The records that follow are to be repeated exactly, with the pictures removed.

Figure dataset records
START

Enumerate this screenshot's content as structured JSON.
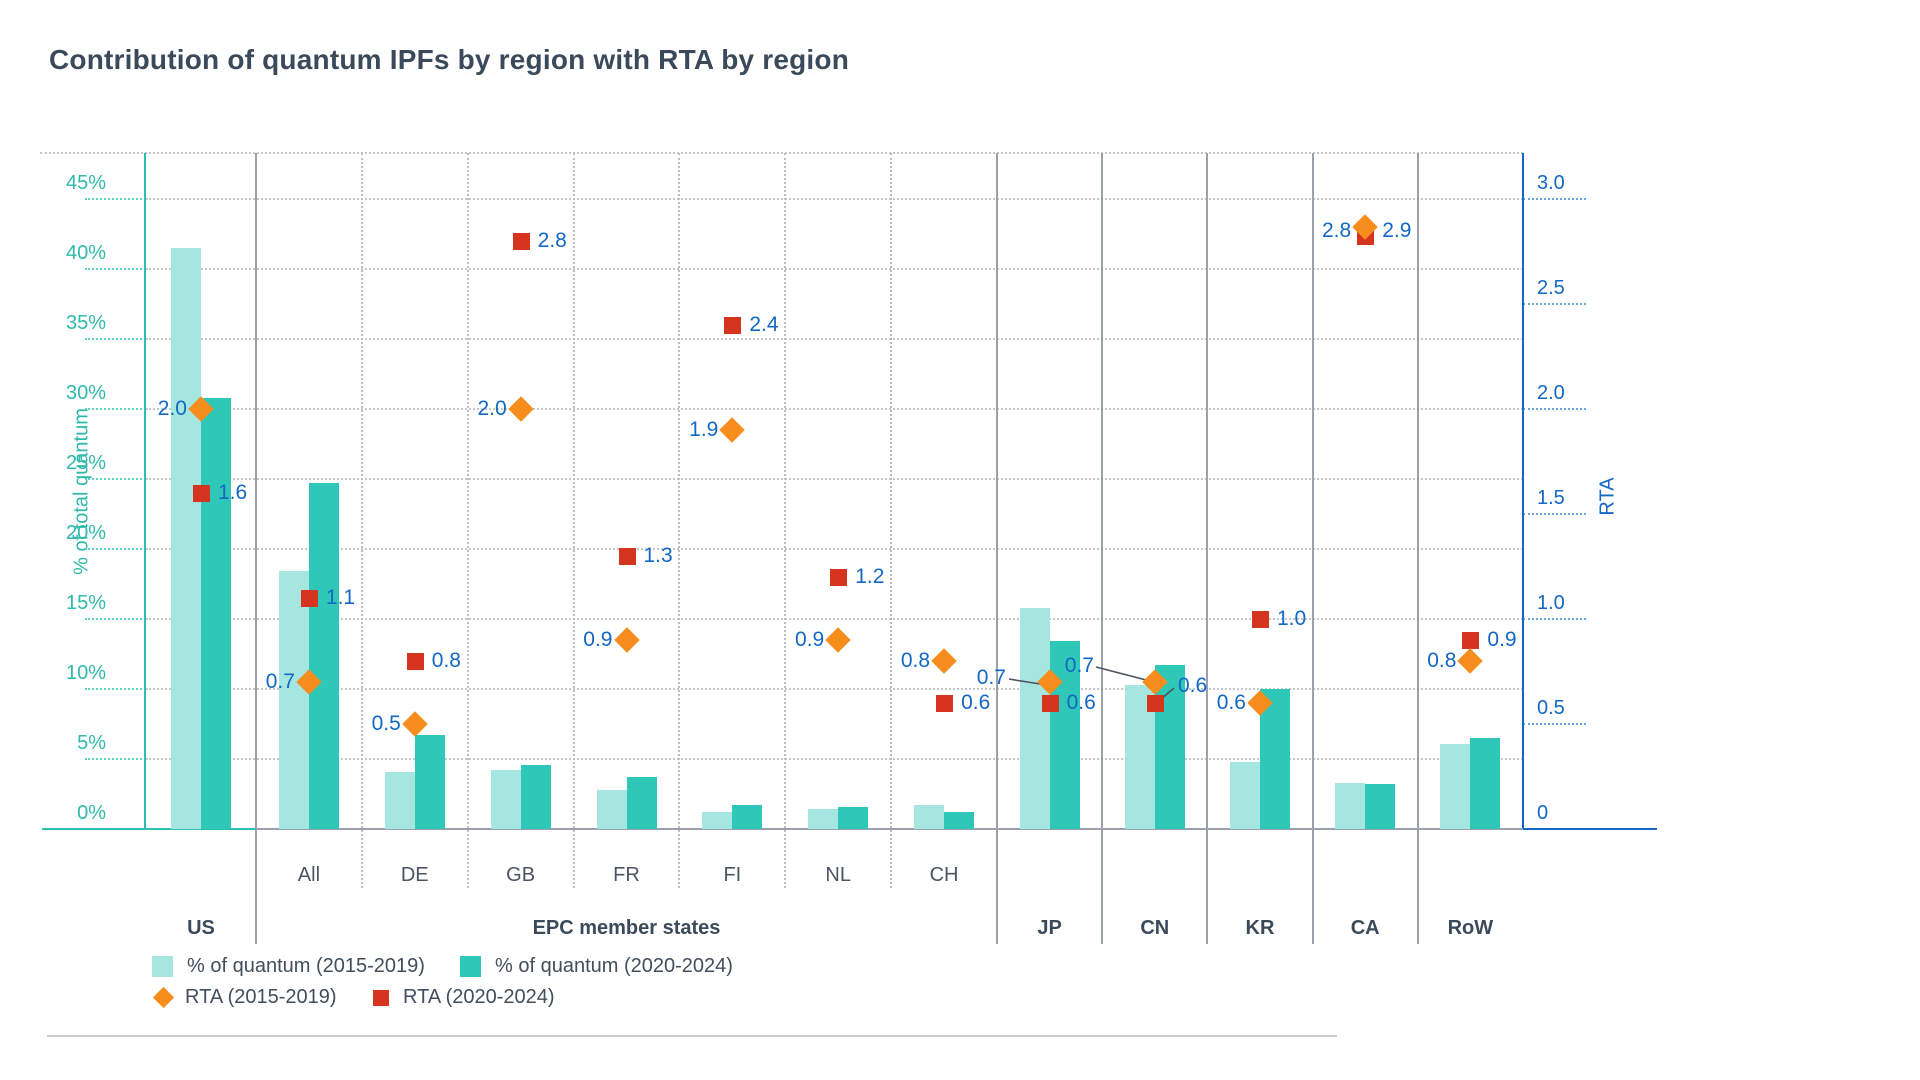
{
  "title": "Contribution of quantum IPFs by region with RTA by region",
  "left_axis": {
    "title": "% of total quantum",
    "ticks": [
      "45%",
      "40%",
      "35%",
      "30%",
      "25%",
      "20%",
      "15%",
      "10%",
      "5%",
      "0%"
    ]
  },
  "right_axis": {
    "title": "RTA",
    "ticks": [
      "3.0",
      "2.5",
      "2.0",
      "1.5",
      "1.0",
      "0.5",
      "0"
    ]
  },
  "legend": {
    "items": [
      {
        "label": "% of quantum (2015-2019)",
        "type": "bar-light"
      },
      {
        "label": "% of quantum (2020-2024)",
        "type": "bar-dark"
      },
      {
        "label": "RTA (2015-2019)",
        "type": "diamond"
      },
      {
        "label": "RTA (2020-2024)",
        "type": "square"
      }
    ]
  },
  "colors": {
    "bar_light": "#a5e6e0",
    "bar_dark": "#2fc7b8",
    "teal_axis": "#2bbfb1",
    "blue": "#1268c4",
    "orange": "#f68d1c",
    "red": "#d5341f",
    "text_dark": "#3b4a5a"
  },
  "chart_data": {
    "type": "bar",
    "title": "Contribution of quantum IPFs by region with RTA by region",
    "ylabel_left": "% of total quantum",
    "ylabel_right": "RTA",
    "ylim_left_pct": [
      0,
      45
    ],
    "ylim_right_rta": [
      0,
      3.0
    ],
    "grid": "dotted horizontal every 5% / 0.5 RTA",
    "legend_position": "bottom-left",
    "categories": [
      "US",
      "All",
      "DE",
      "GB",
      "FR",
      "FI",
      "NL",
      "CH",
      "JP",
      "CN",
      "KR",
      "CA",
      "RoW"
    ],
    "series": [
      {
        "name": "% of quantum (2015-2019)",
        "axis": "left",
        "values": [
          41.5,
          18.4,
          4.1,
          4.2,
          2.8,
          1.2,
          1.4,
          1.7,
          15.8,
          10.3,
          4.8,
          3.3,
          6.1
        ]
      },
      {
        "name": "% of quantum (2020-2024)",
        "axis": "left",
        "values": [
          30.8,
          24.7,
          6.7,
          4.6,
          3.7,
          1.7,
          1.6,
          1.2,
          13.4,
          11.7,
          10.0,
          3.2,
          6.5
        ]
      },
      {
        "name": "RTA (2015-2019)",
        "axis": "right",
        "values": [
          2.0,
          0.7,
          0.5,
          2.0,
          0.9,
          1.9,
          0.9,
          0.8,
          0.7,
          0.7,
          0.6,
          2.9,
          0.8
        ]
      },
      {
        "name": "RTA (2020-2024)",
        "axis": "right",
        "values": [
          1.6,
          1.1,
          0.8,
          2.8,
          1.3,
          2.4,
          1.2,
          0.6,
          0.6,
          0.6,
          1.0,
          2.8,
          0.9
        ]
      }
    ],
    "regions": [
      {
        "code": "US",
        "q15": 41.5,
        "q20": 30.8,
        "r15": 2.0,
        "r20": 1.6
      },
      {
        "code": "All",
        "q15": 18.4,
        "q20": 24.7,
        "r15": 0.7,
        "r20": 1.1
      },
      {
        "code": "DE",
        "q15": 4.1,
        "q20": 6.7,
        "r15": 0.5,
        "r20": 0.8
      },
      {
        "code": "GB",
        "q15": 4.2,
        "q20": 4.6,
        "r15": 2.0,
        "r20": 2.8
      },
      {
        "code": "FR",
        "q15": 2.8,
        "q20": 3.7,
        "r15": 0.9,
        "r20": 1.3
      },
      {
        "code": "FI",
        "q15": 1.2,
        "q20": 1.7,
        "r15": 1.9,
        "r20": 2.4
      },
      {
        "code": "NL",
        "q15": 1.4,
        "q20": 1.6,
        "r15": 0.9,
        "r20": 1.2
      },
      {
        "code": "CH",
        "q15": 1.7,
        "q20": 1.2,
        "r15": 0.8,
        "r20": 0.6
      },
      {
        "code": "JP",
        "q15": 15.8,
        "q20": 13.4,
        "r15": 0.7,
        "r20": 0.6,
        "d_callout": {
          "x": 1006,
          "y": 678,
          "line": [
            [
              1009,
              679
            ],
            [
              1040,
              684
            ]
          ]
        }
      },
      {
        "code": "CN",
        "q15": 10.3,
        "q20": 11.7,
        "r15": 0.7,
        "r20": 0.6,
        "d_callout": {
          "x": 1094,
          "y": 666,
          "line": [
            [
              1096,
              667
            ],
            [
              1146,
              680
            ]
          ]
        },
        "s_callout": {
          "x": 1178,
          "y": 686,
          "line": [
            [
              1160,
              700
            ],
            [
              1174,
              688
            ]
          ],
          "side": "left"
        }
      },
      {
        "code": "KR",
        "q15": 4.8,
        "q20": 10.0,
        "r15": 0.6,
        "r20": 1.0
      },
      {
        "code": "CA",
        "q15": 3.3,
        "q20": 3.2,
        "r15": 2.9,
        "r20": 2.8,
        "overlap": true,
        "d_side": "right",
        "s_side": "left"
      },
      {
        "code": "RoW",
        "q15": 6.1,
        "q20": 6.5,
        "r15": 0.8,
        "r20": 0.9
      }
    ],
    "groups": [
      {
        "label": "US",
        "span": [
          0,
          0
        ]
      },
      {
        "label": "EPC member states",
        "span": [
          1,
          7
        ],
        "col_labels": true
      },
      {
        "label": "JP",
        "span": [
          8,
          8
        ]
      },
      {
        "label": "CN",
        "span": [
          9,
          9
        ]
      },
      {
        "label": "KR",
        "span": [
          10,
          10
        ]
      },
      {
        "label": "CA",
        "span": [
          11,
          11
        ]
      },
      {
        "label": "RoW",
        "span": [
          12,
          12
        ]
      }
    ]
  }
}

END

▶ **Answer below**:
Enumerate this screenshot's content as structured JSON.
{
  "title": "Contribution of quantum IPFs by region with RTA by region",
  "left_axis": {
    "title": "% of total quantum",
    "ticks": [
      "45%",
      "40%",
      "35%",
      "30%",
      "25%",
      "20%",
      "15%",
      "10%",
      "5%",
      "0%"
    ]
  },
  "right_axis": {
    "title": "RTA",
    "ticks": [
      "3.0",
      "2.5",
      "2.0",
      "1.5",
      "1.0",
      "0.5",
      "0"
    ]
  },
  "legend": {
    "items": [
      {
        "label": "% of quantum (2015-2019)",
        "type": "bar-light"
      },
      {
        "label": "% of quantum (2020-2024)",
        "type": "bar-dark"
      },
      {
        "label": "RTA (2015-2019)",
        "type": "diamond"
      },
      {
        "label": "RTA (2020-2024)",
        "type": "square"
      }
    ]
  },
  "colors": {
    "bar_light": "#a5e6e0",
    "bar_dark": "#2fc7b8",
    "teal_axis": "#2bbfb1",
    "blue": "#1268c4",
    "orange": "#f68d1c",
    "red": "#d5341f",
    "text_dark": "#3b4a5a"
  },
  "chart_data": {
    "type": "bar",
    "title": "Contribution of quantum IPFs by region with RTA by region",
    "ylabel_left": "% of total quantum",
    "ylabel_right": "RTA",
    "ylim_left_pct": [
      0,
      45
    ],
    "ylim_right_rta": [
      0,
      3.0
    ],
    "grid": "dotted horizontal every 5% / 0.5 RTA",
    "legend_position": "bottom-left",
    "categories": [
      "US",
      "All",
      "DE",
      "GB",
      "FR",
      "FI",
      "NL",
      "CH",
      "JP",
      "CN",
      "KR",
      "CA",
      "RoW"
    ],
    "series": [
      {
        "name": "% of quantum (2015-2019)",
        "axis": "left",
        "values": [
          41.5,
          18.4,
          4.1,
          4.2,
          2.8,
          1.2,
          1.4,
          1.7,
          15.8,
          10.3,
          4.8,
          3.3,
          6.1
        ]
      },
      {
        "name": "% of quantum (2020-2024)",
        "axis": "left",
        "values": [
          30.8,
          24.7,
          6.7,
          4.6,
          3.7,
          1.7,
          1.6,
          1.2,
          13.4,
          11.7,
          10.0,
          3.2,
          6.5
        ]
      },
      {
        "name": "RTA (2015-2019)",
        "axis": "right",
        "values": [
          2.0,
          0.7,
          0.5,
          2.0,
          0.9,
          1.9,
          0.9,
          0.8,
          0.7,
          0.7,
          0.6,
          2.9,
          0.8
        ]
      },
      {
        "name": "RTA (2020-2024)",
        "axis": "right",
        "values": [
          1.6,
          1.1,
          0.8,
          2.8,
          1.3,
          2.4,
          1.2,
          0.6,
          0.6,
          0.6,
          1.0,
          2.8,
          0.9
        ]
      }
    ],
    "regions": [
      {
        "code": "US",
        "q15": 41.5,
        "q20": 30.8,
        "r15": 2.0,
        "r20": 1.6
      },
      {
        "code": "All",
        "q15": 18.4,
        "q20": 24.7,
        "r15": 0.7,
        "r20": 1.1
      },
      {
        "code": "DE",
        "q15": 4.1,
        "q20": 6.7,
        "r15": 0.5,
        "r20": 0.8
      },
      {
        "code": "GB",
        "q15": 4.2,
        "q20": 4.6,
        "r15": 2.0,
        "r20": 2.8
      },
      {
        "code": "FR",
        "q15": 2.8,
        "q20": 3.7,
        "r15": 0.9,
        "r20": 1.3
      },
      {
        "code": "FI",
        "q15": 1.2,
        "q20": 1.7,
        "r15": 1.9,
        "r20": 2.4
      },
      {
        "code": "NL",
        "q15": 1.4,
        "q20": 1.6,
        "r15": 0.9,
        "r20": 1.2
      },
      {
        "code": "CH",
        "q15": 1.7,
        "q20": 1.2,
        "r15": 0.8,
        "r20": 0.6
      },
      {
        "code": "JP",
        "q15": 15.8,
        "q20": 13.4,
        "r15": 0.7,
        "r20": 0.6,
        "d_callout": {
          "x": 1006,
          "y": 678,
          "line": [
            [
              1009,
              679
            ],
            [
              1040,
              684
            ]
          ]
        }
      },
      {
        "code": "CN",
        "q15": 10.3,
        "q20": 11.7,
        "r15": 0.7,
        "r20": 0.6,
        "d_callout": {
          "x": 1094,
          "y": 666,
          "line": [
            [
              1096,
              667
            ],
            [
              1146,
              680
            ]
          ]
        },
        "s_callout": {
          "x": 1178,
          "y": 686,
          "line": [
            [
              1160,
              700
            ],
            [
              1174,
              688
            ]
          ],
          "side": "left"
        }
      },
      {
        "code": "KR",
        "q15": 4.8,
        "q20": 10.0,
        "r15": 0.6,
        "r20": 1.0
      },
      {
        "code": "CA",
        "q15": 3.3,
        "q20": 3.2,
        "r15": 2.9,
        "r20": 2.8,
        "overlap": true,
        "d_side": "right",
        "s_side": "left"
      },
      {
        "code": "RoW",
        "q15": 6.1,
        "q20": 6.5,
        "r15": 0.8,
        "r20": 0.9
      }
    ],
    "groups": [
      {
        "label": "US",
        "span": [
          0,
          0
        ]
      },
      {
        "label": "EPC member states",
        "span": [
          1,
          7
        ],
        "col_labels": true
      },
      {
        "label": "JP",
        "span": [
          8,
          8
        ]
      },
      {
        "label": "CN",
        "span": [
          9,
          9
        ]
      },
      {
        "label": "KR",
        "span": [
          10,
          10
        ]
      },
      {
        "label": "CA",
        "span": [
          11,
          11
        ]
      },
      {
        "label": "RoW",
        "span": [
          12,
          12
        ]
      }
    ]
  }
}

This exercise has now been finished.